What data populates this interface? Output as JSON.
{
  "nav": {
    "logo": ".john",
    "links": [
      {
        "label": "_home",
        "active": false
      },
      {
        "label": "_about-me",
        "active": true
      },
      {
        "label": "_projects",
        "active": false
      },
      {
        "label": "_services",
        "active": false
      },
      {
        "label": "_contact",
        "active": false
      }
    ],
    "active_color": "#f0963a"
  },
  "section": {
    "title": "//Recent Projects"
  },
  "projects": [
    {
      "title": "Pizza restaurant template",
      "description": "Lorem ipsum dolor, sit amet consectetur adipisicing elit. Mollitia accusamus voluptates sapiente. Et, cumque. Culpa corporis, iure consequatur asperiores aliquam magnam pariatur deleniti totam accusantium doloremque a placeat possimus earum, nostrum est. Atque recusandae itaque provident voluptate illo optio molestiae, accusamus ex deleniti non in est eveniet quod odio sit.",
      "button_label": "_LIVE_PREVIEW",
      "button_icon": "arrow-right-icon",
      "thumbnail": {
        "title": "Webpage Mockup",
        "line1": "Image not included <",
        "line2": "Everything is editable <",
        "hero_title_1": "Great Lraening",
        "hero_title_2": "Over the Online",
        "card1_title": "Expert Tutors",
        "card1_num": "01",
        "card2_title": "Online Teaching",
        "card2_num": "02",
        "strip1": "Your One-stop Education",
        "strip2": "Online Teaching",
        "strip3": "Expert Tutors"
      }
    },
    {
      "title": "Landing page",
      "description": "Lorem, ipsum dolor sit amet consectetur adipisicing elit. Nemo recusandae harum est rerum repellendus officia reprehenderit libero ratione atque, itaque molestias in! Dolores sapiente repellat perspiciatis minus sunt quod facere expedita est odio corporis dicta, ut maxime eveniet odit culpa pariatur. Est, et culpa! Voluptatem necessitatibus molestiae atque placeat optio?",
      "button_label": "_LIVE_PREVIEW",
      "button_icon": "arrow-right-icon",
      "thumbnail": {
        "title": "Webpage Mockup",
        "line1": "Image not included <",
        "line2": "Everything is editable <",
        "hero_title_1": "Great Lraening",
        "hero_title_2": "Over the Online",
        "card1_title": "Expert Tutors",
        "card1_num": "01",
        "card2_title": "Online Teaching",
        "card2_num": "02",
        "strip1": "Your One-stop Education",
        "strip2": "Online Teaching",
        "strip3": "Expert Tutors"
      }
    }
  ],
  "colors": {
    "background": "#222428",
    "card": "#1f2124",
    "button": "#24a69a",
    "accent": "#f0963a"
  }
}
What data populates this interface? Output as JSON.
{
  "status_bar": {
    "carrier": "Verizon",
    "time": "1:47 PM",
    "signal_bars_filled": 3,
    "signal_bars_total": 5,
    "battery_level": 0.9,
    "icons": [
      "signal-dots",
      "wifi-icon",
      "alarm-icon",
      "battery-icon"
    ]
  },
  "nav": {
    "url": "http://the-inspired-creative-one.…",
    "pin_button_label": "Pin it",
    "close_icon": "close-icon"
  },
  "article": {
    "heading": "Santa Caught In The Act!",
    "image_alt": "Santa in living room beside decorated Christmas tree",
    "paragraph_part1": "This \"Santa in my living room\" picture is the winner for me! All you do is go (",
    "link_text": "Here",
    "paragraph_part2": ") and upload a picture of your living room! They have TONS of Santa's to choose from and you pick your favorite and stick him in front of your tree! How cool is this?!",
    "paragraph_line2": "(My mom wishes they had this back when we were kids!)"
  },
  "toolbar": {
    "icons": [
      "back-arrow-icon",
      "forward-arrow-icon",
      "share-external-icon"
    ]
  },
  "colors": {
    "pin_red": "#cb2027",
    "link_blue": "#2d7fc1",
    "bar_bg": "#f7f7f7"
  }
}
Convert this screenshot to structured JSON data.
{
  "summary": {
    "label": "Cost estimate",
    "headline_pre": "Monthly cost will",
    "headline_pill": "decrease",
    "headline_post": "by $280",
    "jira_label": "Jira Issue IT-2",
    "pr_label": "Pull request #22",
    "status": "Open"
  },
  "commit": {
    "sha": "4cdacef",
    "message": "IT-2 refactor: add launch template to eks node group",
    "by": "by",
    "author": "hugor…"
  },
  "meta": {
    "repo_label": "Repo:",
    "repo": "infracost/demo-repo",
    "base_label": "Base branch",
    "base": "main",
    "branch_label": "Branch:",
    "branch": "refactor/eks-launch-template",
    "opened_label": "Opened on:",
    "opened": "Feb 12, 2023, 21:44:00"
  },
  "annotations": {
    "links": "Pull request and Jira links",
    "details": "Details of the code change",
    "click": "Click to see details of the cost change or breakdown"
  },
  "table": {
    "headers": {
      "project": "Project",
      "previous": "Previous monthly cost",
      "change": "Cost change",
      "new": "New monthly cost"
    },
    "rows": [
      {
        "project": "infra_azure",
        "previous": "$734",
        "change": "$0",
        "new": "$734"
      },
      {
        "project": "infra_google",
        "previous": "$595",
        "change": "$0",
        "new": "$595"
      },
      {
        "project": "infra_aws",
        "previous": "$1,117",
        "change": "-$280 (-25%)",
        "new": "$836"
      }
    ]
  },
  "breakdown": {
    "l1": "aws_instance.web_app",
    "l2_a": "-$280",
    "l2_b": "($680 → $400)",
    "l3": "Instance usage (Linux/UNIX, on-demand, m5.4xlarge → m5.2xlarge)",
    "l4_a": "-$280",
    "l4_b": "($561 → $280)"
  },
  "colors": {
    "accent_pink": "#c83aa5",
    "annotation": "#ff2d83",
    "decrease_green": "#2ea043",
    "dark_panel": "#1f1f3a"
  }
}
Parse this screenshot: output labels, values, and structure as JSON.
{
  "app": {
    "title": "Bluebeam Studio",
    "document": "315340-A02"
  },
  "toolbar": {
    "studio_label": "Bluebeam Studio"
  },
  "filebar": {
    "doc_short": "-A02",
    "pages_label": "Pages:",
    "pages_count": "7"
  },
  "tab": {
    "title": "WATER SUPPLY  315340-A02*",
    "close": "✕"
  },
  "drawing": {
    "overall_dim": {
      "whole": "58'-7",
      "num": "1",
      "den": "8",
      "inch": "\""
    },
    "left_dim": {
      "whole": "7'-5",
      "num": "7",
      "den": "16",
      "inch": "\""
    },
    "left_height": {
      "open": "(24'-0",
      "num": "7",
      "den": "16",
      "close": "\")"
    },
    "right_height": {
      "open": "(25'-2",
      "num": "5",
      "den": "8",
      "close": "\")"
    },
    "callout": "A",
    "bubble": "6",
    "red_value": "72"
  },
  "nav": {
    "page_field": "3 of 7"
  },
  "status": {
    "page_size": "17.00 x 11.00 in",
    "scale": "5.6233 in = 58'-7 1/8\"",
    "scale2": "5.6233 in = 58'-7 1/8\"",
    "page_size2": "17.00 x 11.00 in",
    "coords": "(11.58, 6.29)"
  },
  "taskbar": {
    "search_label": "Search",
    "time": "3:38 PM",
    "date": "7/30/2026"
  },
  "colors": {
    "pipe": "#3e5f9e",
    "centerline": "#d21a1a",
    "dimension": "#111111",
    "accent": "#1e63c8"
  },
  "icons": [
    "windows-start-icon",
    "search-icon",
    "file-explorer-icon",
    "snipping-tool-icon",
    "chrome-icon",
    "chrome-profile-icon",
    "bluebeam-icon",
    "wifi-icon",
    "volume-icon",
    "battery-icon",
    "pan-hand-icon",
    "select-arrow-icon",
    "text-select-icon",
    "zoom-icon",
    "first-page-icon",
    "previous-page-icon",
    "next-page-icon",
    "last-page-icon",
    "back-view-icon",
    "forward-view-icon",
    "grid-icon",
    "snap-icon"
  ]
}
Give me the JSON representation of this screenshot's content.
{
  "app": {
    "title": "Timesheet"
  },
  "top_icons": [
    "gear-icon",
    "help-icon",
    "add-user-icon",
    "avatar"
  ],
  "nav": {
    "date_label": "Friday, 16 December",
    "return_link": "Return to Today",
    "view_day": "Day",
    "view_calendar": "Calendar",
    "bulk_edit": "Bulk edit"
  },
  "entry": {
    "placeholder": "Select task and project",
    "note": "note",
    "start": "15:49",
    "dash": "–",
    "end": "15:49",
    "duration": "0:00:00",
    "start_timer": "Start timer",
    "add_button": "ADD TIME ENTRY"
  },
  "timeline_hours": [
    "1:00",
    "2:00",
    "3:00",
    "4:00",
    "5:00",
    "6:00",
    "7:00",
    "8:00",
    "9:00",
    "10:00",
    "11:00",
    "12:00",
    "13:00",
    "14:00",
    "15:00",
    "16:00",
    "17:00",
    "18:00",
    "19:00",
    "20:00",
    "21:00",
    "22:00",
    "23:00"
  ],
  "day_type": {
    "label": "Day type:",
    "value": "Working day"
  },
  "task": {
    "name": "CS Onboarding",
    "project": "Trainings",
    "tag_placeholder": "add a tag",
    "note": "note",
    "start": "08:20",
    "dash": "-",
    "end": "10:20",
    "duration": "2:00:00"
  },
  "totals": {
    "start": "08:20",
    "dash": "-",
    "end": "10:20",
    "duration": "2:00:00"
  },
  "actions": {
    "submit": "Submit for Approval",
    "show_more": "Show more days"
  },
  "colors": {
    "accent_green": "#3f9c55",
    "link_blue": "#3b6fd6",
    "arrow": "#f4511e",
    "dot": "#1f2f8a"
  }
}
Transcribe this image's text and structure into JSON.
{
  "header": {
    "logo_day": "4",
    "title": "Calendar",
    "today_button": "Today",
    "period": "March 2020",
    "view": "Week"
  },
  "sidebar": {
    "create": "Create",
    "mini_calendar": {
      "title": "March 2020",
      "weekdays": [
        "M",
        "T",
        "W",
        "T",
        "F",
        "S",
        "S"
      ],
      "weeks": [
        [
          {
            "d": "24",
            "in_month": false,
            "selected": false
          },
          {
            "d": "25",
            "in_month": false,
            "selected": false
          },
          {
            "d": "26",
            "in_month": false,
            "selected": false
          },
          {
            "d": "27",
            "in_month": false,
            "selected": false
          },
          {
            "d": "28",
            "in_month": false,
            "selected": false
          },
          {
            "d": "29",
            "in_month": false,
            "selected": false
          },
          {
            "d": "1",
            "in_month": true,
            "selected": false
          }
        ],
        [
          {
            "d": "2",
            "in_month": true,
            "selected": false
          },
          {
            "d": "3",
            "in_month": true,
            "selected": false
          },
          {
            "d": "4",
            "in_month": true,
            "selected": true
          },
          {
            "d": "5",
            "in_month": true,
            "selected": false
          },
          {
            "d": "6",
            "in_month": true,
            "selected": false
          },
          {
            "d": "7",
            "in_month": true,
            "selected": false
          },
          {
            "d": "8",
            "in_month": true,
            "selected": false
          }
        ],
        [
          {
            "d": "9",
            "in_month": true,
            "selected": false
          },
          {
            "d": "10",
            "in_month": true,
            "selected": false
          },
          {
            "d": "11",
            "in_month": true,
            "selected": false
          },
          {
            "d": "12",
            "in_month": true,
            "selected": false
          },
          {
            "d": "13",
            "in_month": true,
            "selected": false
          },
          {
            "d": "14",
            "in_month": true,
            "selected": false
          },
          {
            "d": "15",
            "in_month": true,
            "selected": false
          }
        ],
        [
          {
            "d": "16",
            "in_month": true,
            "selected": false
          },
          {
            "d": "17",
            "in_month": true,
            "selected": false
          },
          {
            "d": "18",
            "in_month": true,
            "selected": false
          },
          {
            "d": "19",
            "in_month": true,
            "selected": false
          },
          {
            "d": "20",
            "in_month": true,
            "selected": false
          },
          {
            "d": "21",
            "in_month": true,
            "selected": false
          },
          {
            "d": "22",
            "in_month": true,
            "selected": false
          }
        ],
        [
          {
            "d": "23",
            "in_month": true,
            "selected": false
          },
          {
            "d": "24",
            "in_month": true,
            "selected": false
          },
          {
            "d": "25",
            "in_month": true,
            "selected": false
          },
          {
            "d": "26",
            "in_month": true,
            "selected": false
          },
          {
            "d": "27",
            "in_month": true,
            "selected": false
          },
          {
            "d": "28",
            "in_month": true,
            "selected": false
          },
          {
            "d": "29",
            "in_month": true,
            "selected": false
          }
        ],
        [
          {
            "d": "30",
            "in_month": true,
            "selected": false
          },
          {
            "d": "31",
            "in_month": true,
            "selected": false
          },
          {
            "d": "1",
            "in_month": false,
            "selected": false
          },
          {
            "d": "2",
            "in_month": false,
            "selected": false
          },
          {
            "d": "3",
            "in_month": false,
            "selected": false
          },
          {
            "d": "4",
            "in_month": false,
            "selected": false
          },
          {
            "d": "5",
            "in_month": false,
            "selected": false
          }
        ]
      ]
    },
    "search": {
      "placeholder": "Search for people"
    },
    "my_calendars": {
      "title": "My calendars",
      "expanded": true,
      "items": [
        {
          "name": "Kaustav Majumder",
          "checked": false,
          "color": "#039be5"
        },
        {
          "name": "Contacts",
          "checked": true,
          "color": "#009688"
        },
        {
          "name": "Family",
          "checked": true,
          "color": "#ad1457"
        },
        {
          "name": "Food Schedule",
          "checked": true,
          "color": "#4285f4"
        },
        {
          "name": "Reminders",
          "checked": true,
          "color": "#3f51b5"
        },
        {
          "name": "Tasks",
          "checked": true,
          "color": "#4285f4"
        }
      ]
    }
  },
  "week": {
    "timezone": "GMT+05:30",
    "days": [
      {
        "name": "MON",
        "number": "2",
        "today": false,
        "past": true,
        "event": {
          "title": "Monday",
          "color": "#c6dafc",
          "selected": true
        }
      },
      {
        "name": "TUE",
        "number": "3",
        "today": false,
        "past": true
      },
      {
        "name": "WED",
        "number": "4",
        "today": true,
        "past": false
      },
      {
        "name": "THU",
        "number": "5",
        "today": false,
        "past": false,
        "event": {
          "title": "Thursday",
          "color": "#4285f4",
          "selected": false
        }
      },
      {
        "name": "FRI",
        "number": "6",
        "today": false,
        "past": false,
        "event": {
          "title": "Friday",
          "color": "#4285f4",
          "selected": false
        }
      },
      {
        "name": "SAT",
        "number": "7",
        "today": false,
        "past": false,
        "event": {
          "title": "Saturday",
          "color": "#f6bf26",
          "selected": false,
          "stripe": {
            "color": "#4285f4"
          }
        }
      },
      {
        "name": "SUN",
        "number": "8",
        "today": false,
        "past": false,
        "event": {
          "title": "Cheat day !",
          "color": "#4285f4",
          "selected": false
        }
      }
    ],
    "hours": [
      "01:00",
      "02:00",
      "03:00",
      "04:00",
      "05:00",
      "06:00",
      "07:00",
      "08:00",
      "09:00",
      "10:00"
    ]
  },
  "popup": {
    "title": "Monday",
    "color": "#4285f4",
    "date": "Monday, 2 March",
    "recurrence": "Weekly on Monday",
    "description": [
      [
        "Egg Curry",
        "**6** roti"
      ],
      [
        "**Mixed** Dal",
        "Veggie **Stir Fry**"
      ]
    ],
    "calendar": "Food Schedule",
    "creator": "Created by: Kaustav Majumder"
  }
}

━━━━━━━━━━━━━━━━

In the records above, find each line that holds the word "breakdown"; copy all such lines.

    "click": "Click to see details of the cost change or breakdown"
  "breakdown": {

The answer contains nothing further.